◆ **SET PROBLEM**
Check each line of the records below for the word "srcsets" and copy those where it appears.

◆ **RAW DATA**
▼

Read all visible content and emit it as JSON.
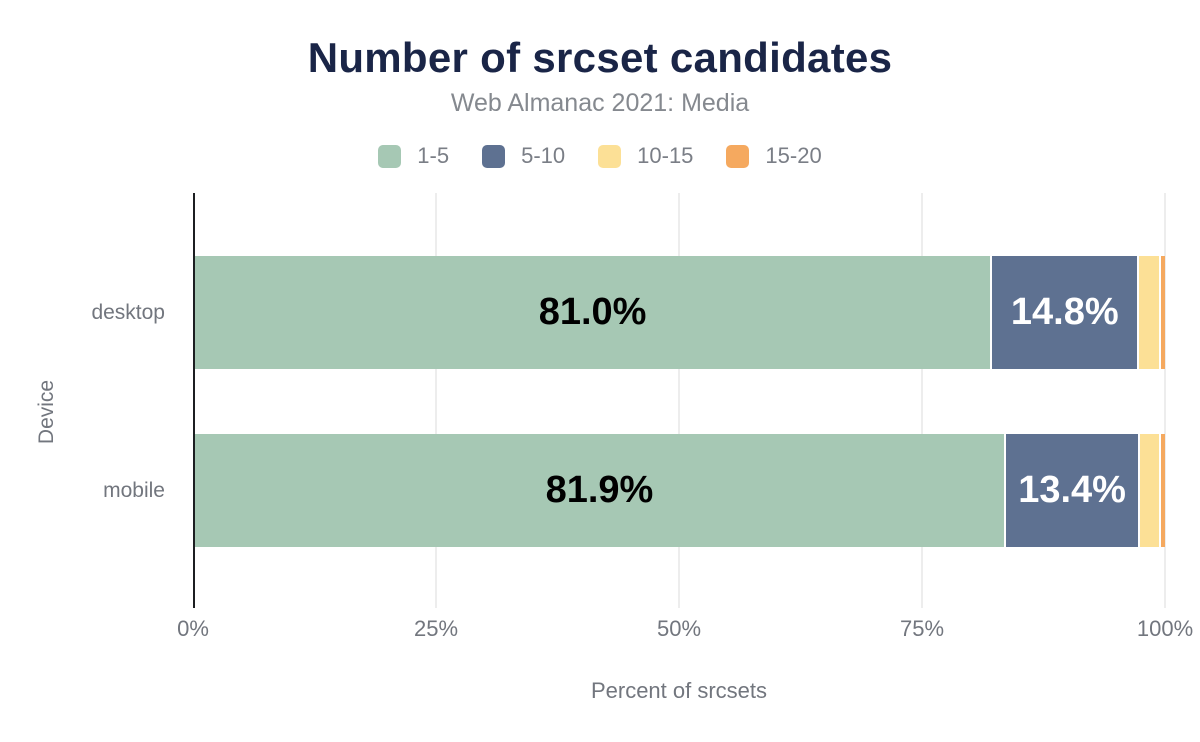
{
  "header": {
    "title": "Number of srcset candidates",
    "subtitle": "Web Almanac 2021: Media"
  },
  "axes": {
    "x_title": "Percent of srcsets",
    "y_title": "Device",
    "x_ticks": [
      "0%",
      "25%",
      "50%",
      "75%",
      "100%"
    ]
  },
  "colors": {
    "title_navy": "#1a2547",
    "axis_line": "#1c1e21",
    "gridline": "#ededed",
    "muted_text": "#72767e"
  },
  "chart_data": {
    "type": "bar",
    "orientation": "horizontal",
    "stacked": true,
    "title": "Number of srcset candidates",
    "subtitle": "Web Almanac 2021: Media",
    "xlabel": "Percent of srcsets",
    "ylabel": "Device",
    "xlim": [
      0,
      100
    ],
    "x_tick_labels": [
      "0%",
      "25%",
      "50%",
      "75%",
      "100%"
    ],
    "grid": true,
    "legend_position": "top",
    "categories": [
      "desktop",
      "mobile"
    ],
    "series": [
      {
        "name": "1-5",
        "color": "#a6c8b4",
        "label_color": "#000000",
        "values": [
          81.0,
          81.9
        ]
      },
      {
        "name": "5-10",
        "color": "#5e7191",
        "label_color": "#ffffff",
        "values": [
          14.8,
          13.4
        ]
      },
      {
        "name": "10-15",
        "color": "#fce096",
        "label_color": "#000000",
        "values": [
          2.0,
          1.9
        ]
      },
      {
        "name": "15-20",
        "color": "#f5a95f",
        "label_color": "#000000",
        "values": [
          0.4,
          0.4
        ]
      }
    ],
    "data_label_format": "0.0%",
    "data_label_min_value": 5
  }
}
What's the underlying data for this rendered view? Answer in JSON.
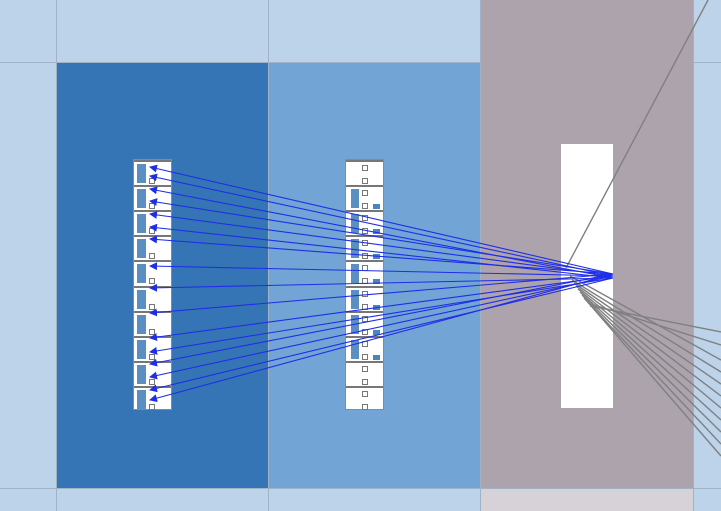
{
  "colors": {
    "background": "#bcd3ea",
    "panel_left": "#3575b5",
    "panel_middle": "#72a4d6",
    "panel_right": "#aca3ad",
    "panel_right_footer": "#d6d2d8",
    "connector_blue": "#1f2ee6",
    "connector_gray": "#808080",
    "node_fill": "#ffffff"
  },
  "diagram": {
    "left_stack": {
      "cells": 10
    },
    "middle_stack": {
      "cells": 10
    },
    "hub": {
      "label": ""
    },
    "blue_connections": 10,
    "gray_connections": 12
  }
}
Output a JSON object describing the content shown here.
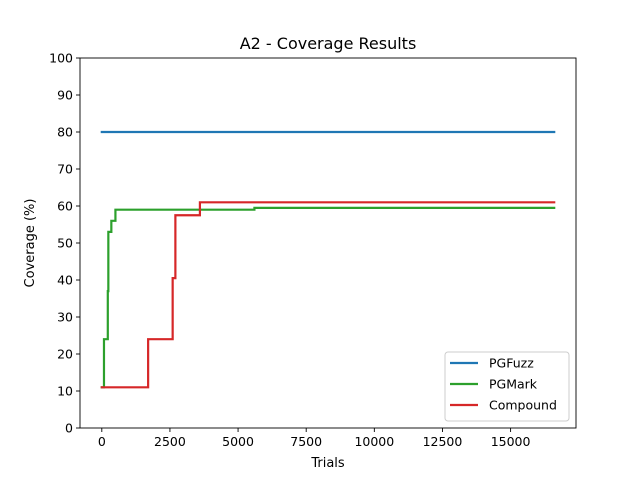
{
  "chart_data": {
    "type": "line",
    "title": "A2 - Coverage Results",
    "xlabel": "Trials",
    "ylabel": "Coverage (%)",
    "xlim": [
      -800,
      17400
    ],
    "ylim": [
      0,
      100
    ],
    "xticks": [
      0,
      2500,
      5000,
      7500,
      10000,
      12500,
      15000
    ],
    "xtick_labels": [
      "0",
      "2500",
      "5000",
      "7500",
      "10000",
      "12500",
      "15000"
    ],
    "yticks": [
      0,
      10,
      20,
      30,
      40,
      50,
      60,
      70,
      80,
      90,
      100
    ],
    "ytick_labels": [
      "0",
      "10",
      "20",
      "30",
      "40",
      "50",
      "60",
      "70",
      "80",
      "90",
      "100"
    ],
    "grid": false,
    "legend_position": "lower-right",
    "series": [
      {
        "name": "PGFuzz",
        "color": "#1f77b4",
        "step": true,
        "points": [
          [
            0,
            80
          ],
          [
            16600,
            80
          ]
        ]
      },
      {
        "name": "PGMark",
        "color": "#2ca02c",
        "step": true,
        "points": [
          [
            0,
            11
          ],
          [
            80,
            24
          ],
          [
            220,
            37
          ],
          [
            240,
            53
          ],
          [
            350,
            56
          ],
          [
            500,
            59
          ],
          [
            5600,
            59.5
          ],
          [
            16600,
            59.5
          ]
        ]
      },
      {
        "name": "Compound",
        "color": "#d62728",
        "step": true,
        "points": [
          [
            0,
            11
          ],
          [
            1700,
            24
          ],
          [
            2600,
            40.5
          ],
          [
            2700,
            57.5
          ],
          [
            3600,
            61
          ],
          [
            16600,
            61
          ]
        ]
      }
    ]
  }
}
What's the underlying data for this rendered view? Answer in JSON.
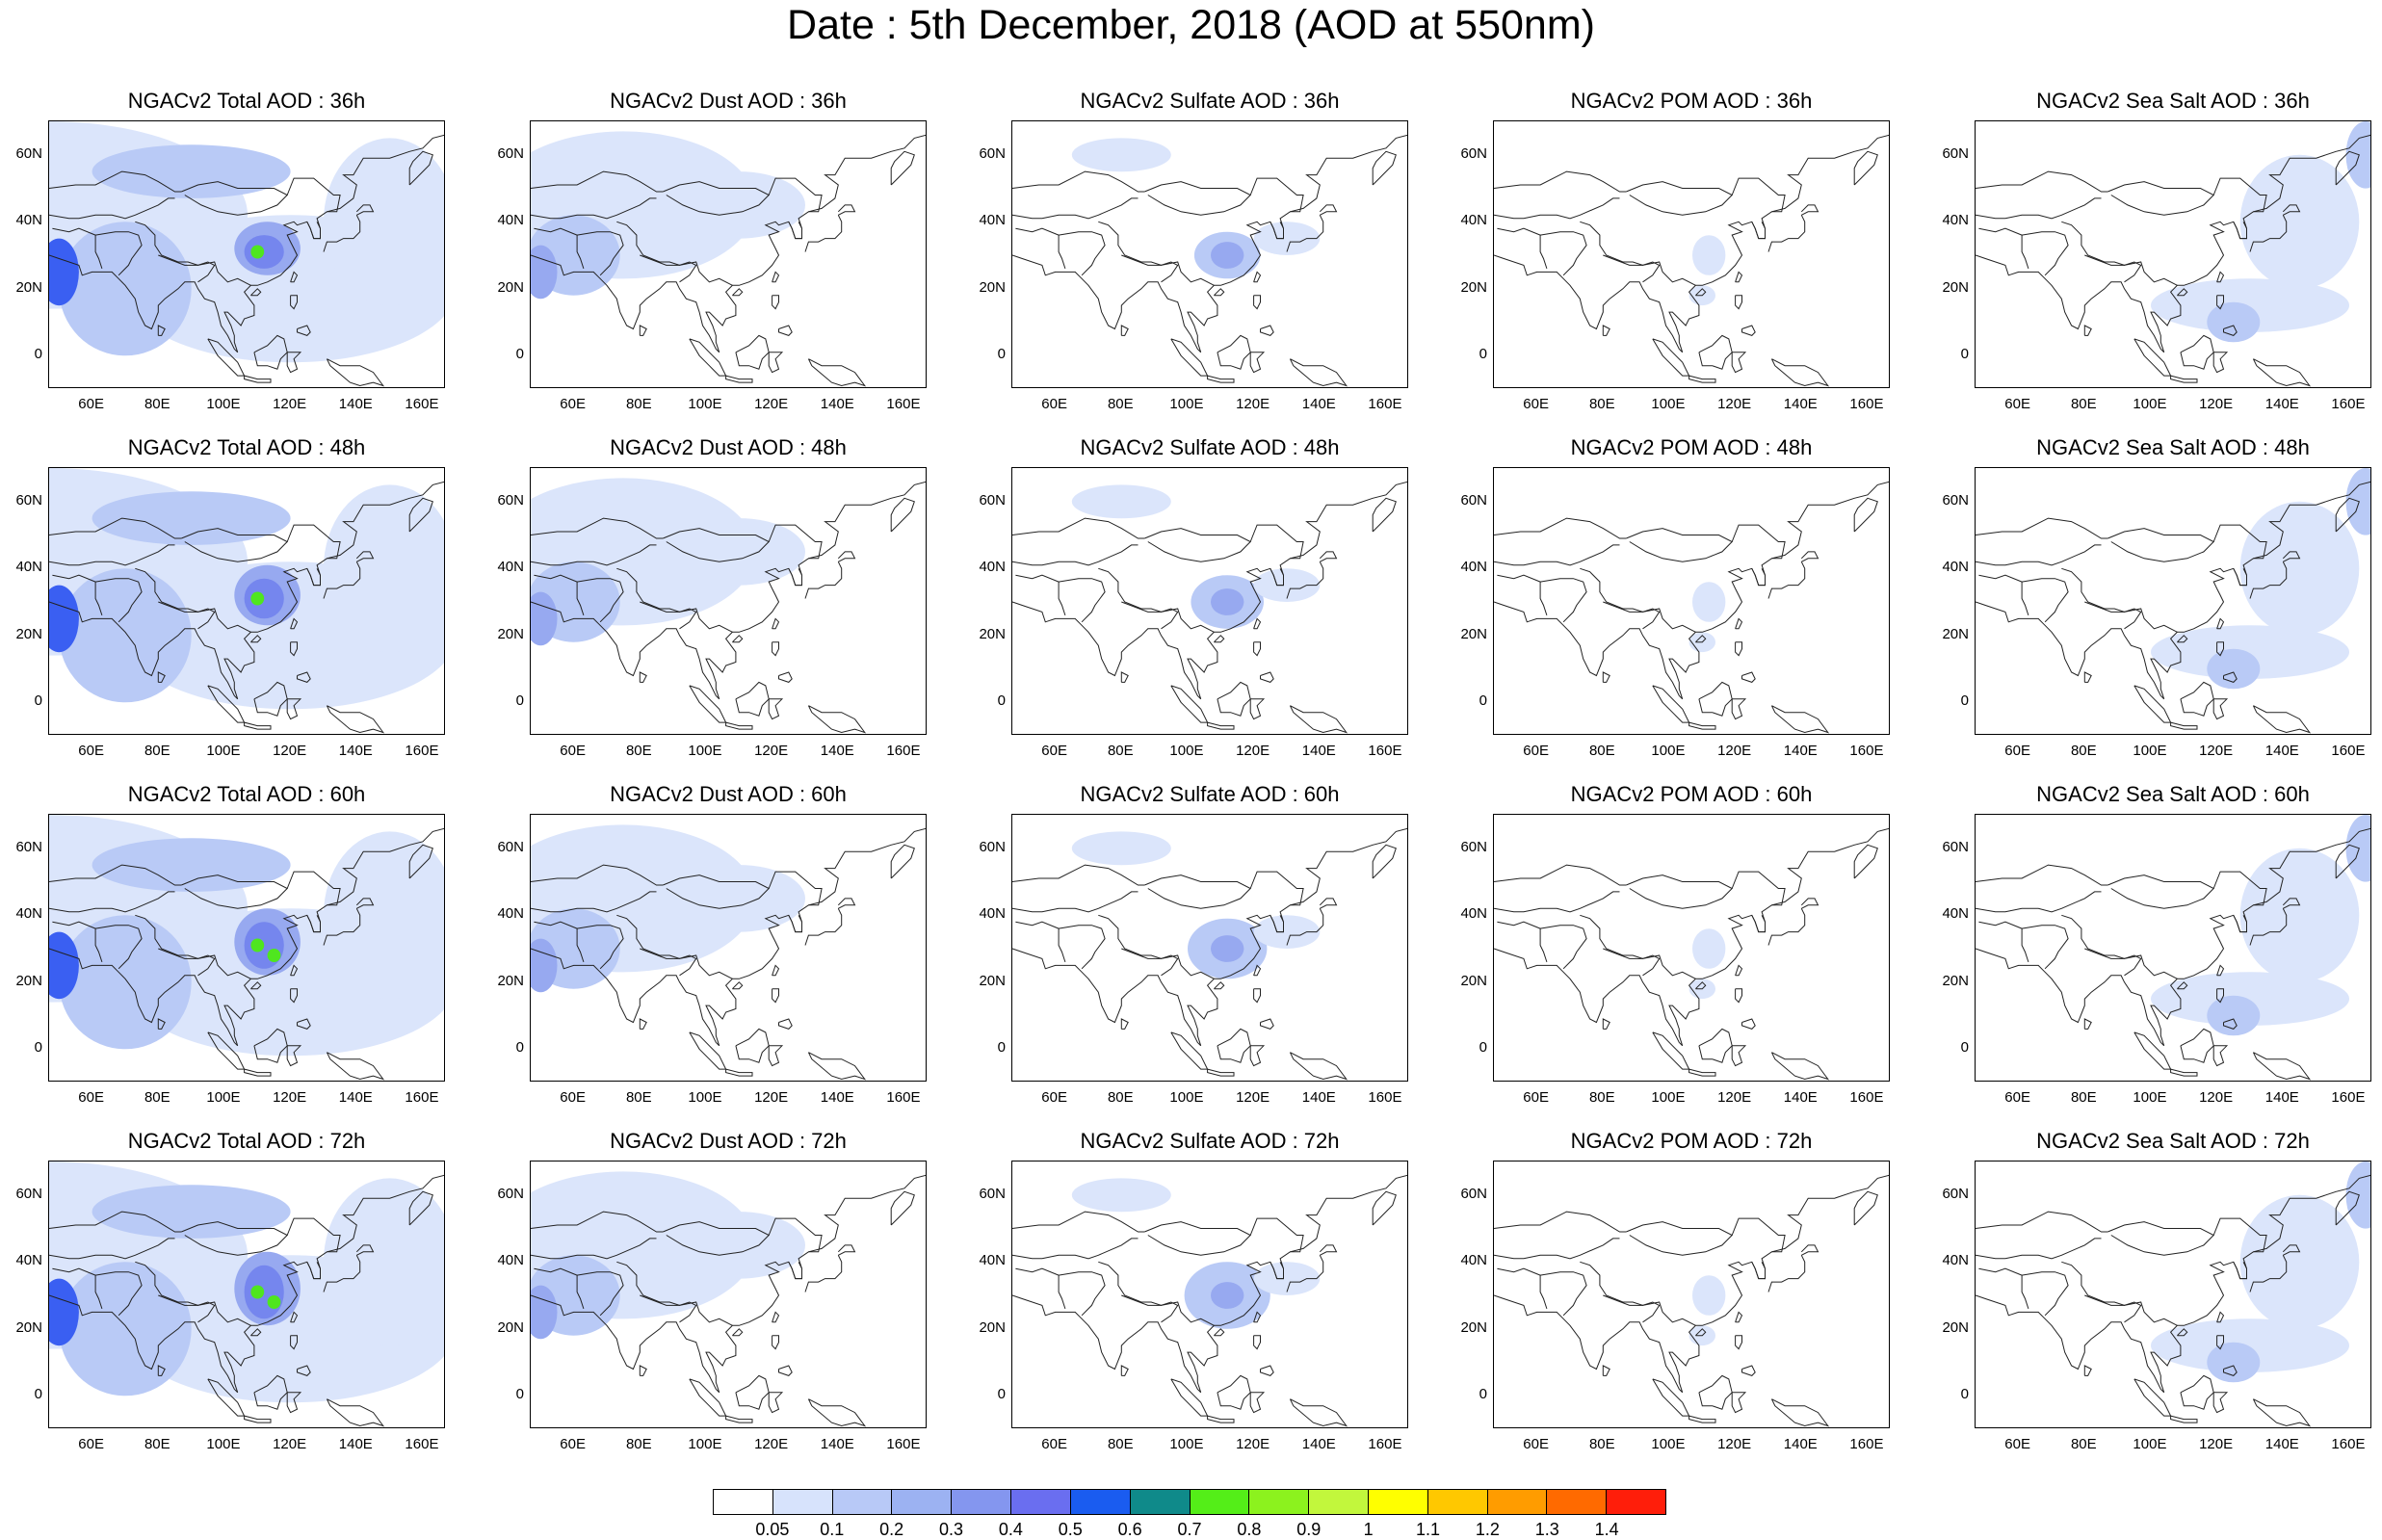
{
  "title": "Date : 5th December, 2018 (AOD at 550nm)",
  "panels": [
    [
      "NGACv2 Total AOD : 36h",
      "NGACv2 Dust AOD : 36h",
      "NGACv2 Sulfate AOD : 36h",
      "NGACv2 POM AOD : 36h",
      "NGACv2 Sea Salt AOD : 36h"
    ],
    [
      "NGACv2 Total AOD : 48h",
      "NGACv2 Dust AOD : 48h",
      "NGACv2 Sulfate AOD : 48h",
      "NGACv2 POM AOD : 48h",
      "NGACv2 Sea Salt AOD : 48h"
    ],
    [
      "NGACv2 Total AOD : 60h",
      "NGACv2 Dust AOD : 60h",
      "NGACv2 Sulfate AOD : 60h",
      "NGACv2 POM AOD : 60h",
      "NGACv2 Sea Salt AOD : 60h"
    ],
    [
      "NGACv2 Total AOD : 72h",
      "NGACv2 Dust AOD : 72h",
      "NGACv2 Sulfate AOD : 72h",
      "NGACv2 POM AOD : 72h",
      "NGACv2 Sea Salt  AOD : 72h"
    ]
  ],
  "axes": {
    "lat_ticks": [
      "60N",
      "40N",
      "20N",
      "0"
    ],
    "lon_ticks": [
      "60E",
      "80E",
      "100E",
      "120E",
      "140E",
      "160E"
    ],
    "lon_range": [
      47,
      167
    ],
    "lat_range": [
      -10,
      70
    ]
  },
  "colorbar": {
    "labels": [
      "0.05",
      "0.1",
      "0.2",
      "0.3",
      "0.4",
      "0.5",
      "0.6",
      "0.7",
      "0.8",
      "0.9",
      "1",
      "1.1",
      "1.2",
      "1.3",
      "1.4"
    ],
    "colors": [
      "#ffffff",
      "#d7e3fc",
      "#b8c9f7",
      "#9cb2f2",
      "#8496ef",
      "#6a6ef0",
      "#1a5cf0",
      "#0f8a8a",
      "#54ee18",
      "#8cf21e",
      "#c2f73c",
      "#ffff00",
      "#ffc800",
      "#ff9c00",
      "#ff6a00",
      "#ff1e0a"
    ]
  },
  "field_colors": {
    "light": "#dbe5fb",
    "mid": "#b9caf6",
    "strong": "#97a9f0",
    "deep": "#7586ee",
    "blue": "#3a5ff2",
    "green": "#4fe61f"
  }
}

▲

◆ **EXERCISE RESULT**
    "x_title": "Percent of srcsets",
    "xlabel": "Percent of srcsets",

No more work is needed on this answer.